-- start --

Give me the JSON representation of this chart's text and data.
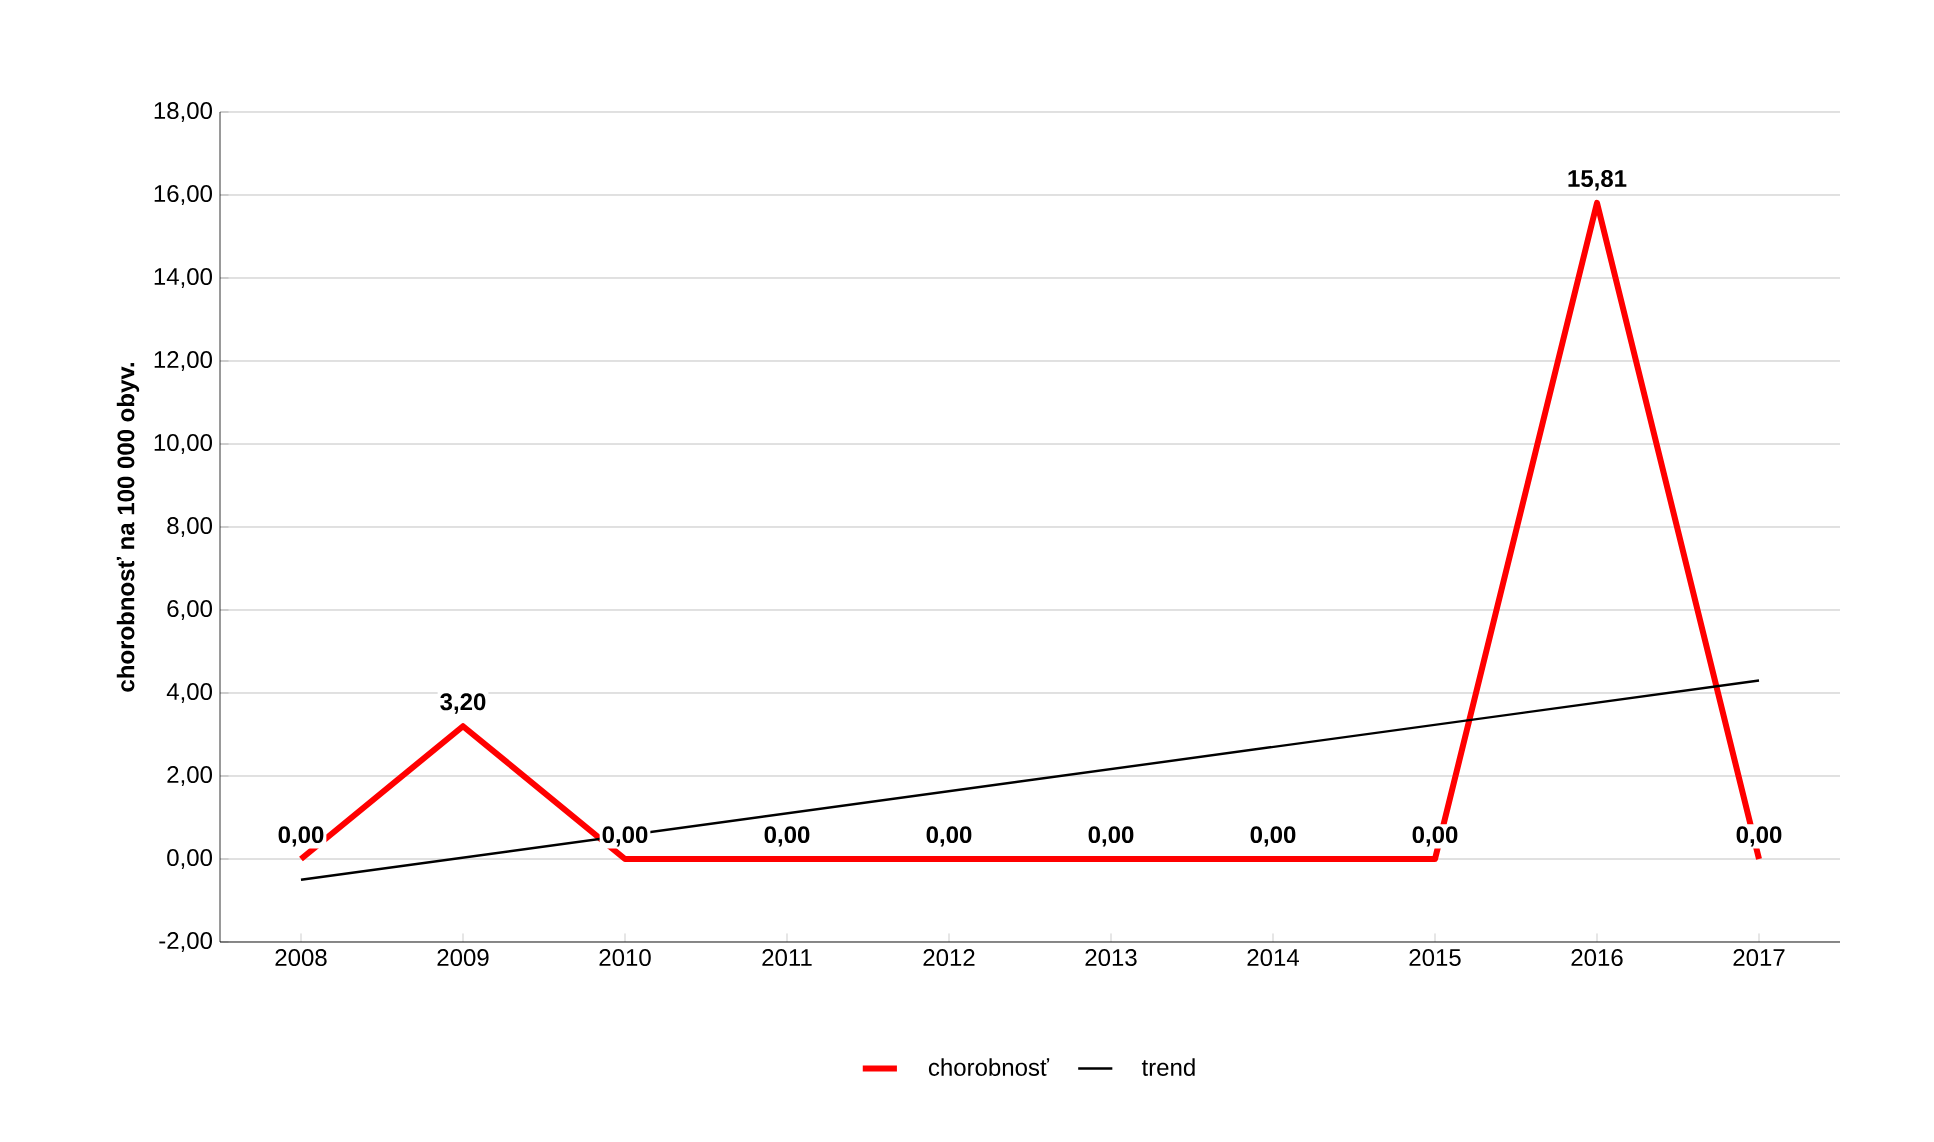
{
  "chart_data": {
    "type": "line",
    "ylabel": "chorobnosť na 100 000 obyv.",
    "x": [
      2008,
      2009,
      2010,
      2011,
      2012,
      2013,
      2014,
      2015,
      2016,
      2017
    ],
    "xlim": [
      2007.5,
      2017.5
    ],
    "xticks": [
      2008,
      2009,
      2010,
      2011,
      2012,
      2013,
      2014,
      2015,
      2016,
      2017
    ],
    "ylim": [
      -2,
      18
    ],
    "yticks": [
      {
        "value": -2,
        "label": "-2,00"
      },
      {
        "value": 0,
        "label": "0,00"
      },
      {
        "value": 2,
        "label": "2,00"
      },
      {
        "value": 4,
        "label": "4,00"
      },
      {
        "value": 6,
        "label": "6,00"
      },
      {
        "value": 8,
        "label": "8,00"
      },
      {
        "value": 10,
        "label": "10,00"
      },
      {
        "value": 12,
        "label": "12,00"
      },
      {
        "value": 14,
        "label": "14,00"
      },
      {
        "value": 16,
        "label": "16,00"
      },
      {
        "value": 18,
        "label": "18,00"
      }
    ],
    "series": [
      {
        "name": "chorobnosť",
        "color": "#ff0000",
        "values": [
          0,
          3.2,
          0,
          0,
          0,
          0,
          0,
          0,
          15.81,
          0
        ],
        "value_labels": [
          "0,00",
          "3,20",
          "0,00",
          "0,00",
          "0,00",
          "0,00",
          "0,00",
          "0,00",
          "15,81",
          "0,00"
        ]
      },
      {
        "name": "trend",
        "type": "line",
        "color": "#000000",
        "x": [
          2008,
          2017
        ],
        "values": [
          -0.5,
          4.3
        ]
      }
    ],
    "grid": "y",
    "legend": "bottom"
  }
}
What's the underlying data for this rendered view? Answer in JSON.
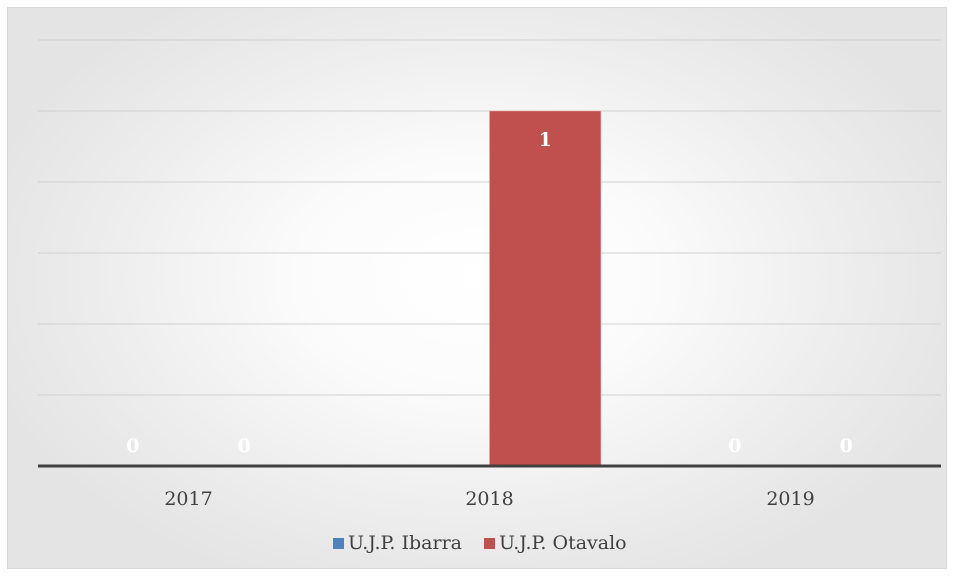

-- end --

GIVEN INSTRUCTION: Copy every line in the records above that contains the word "chorobnosť".

EXERCISE SOLUTION:
    "ylabel": "chorobnosť na 100 000 obyv.",
        "name": "chorobnosť",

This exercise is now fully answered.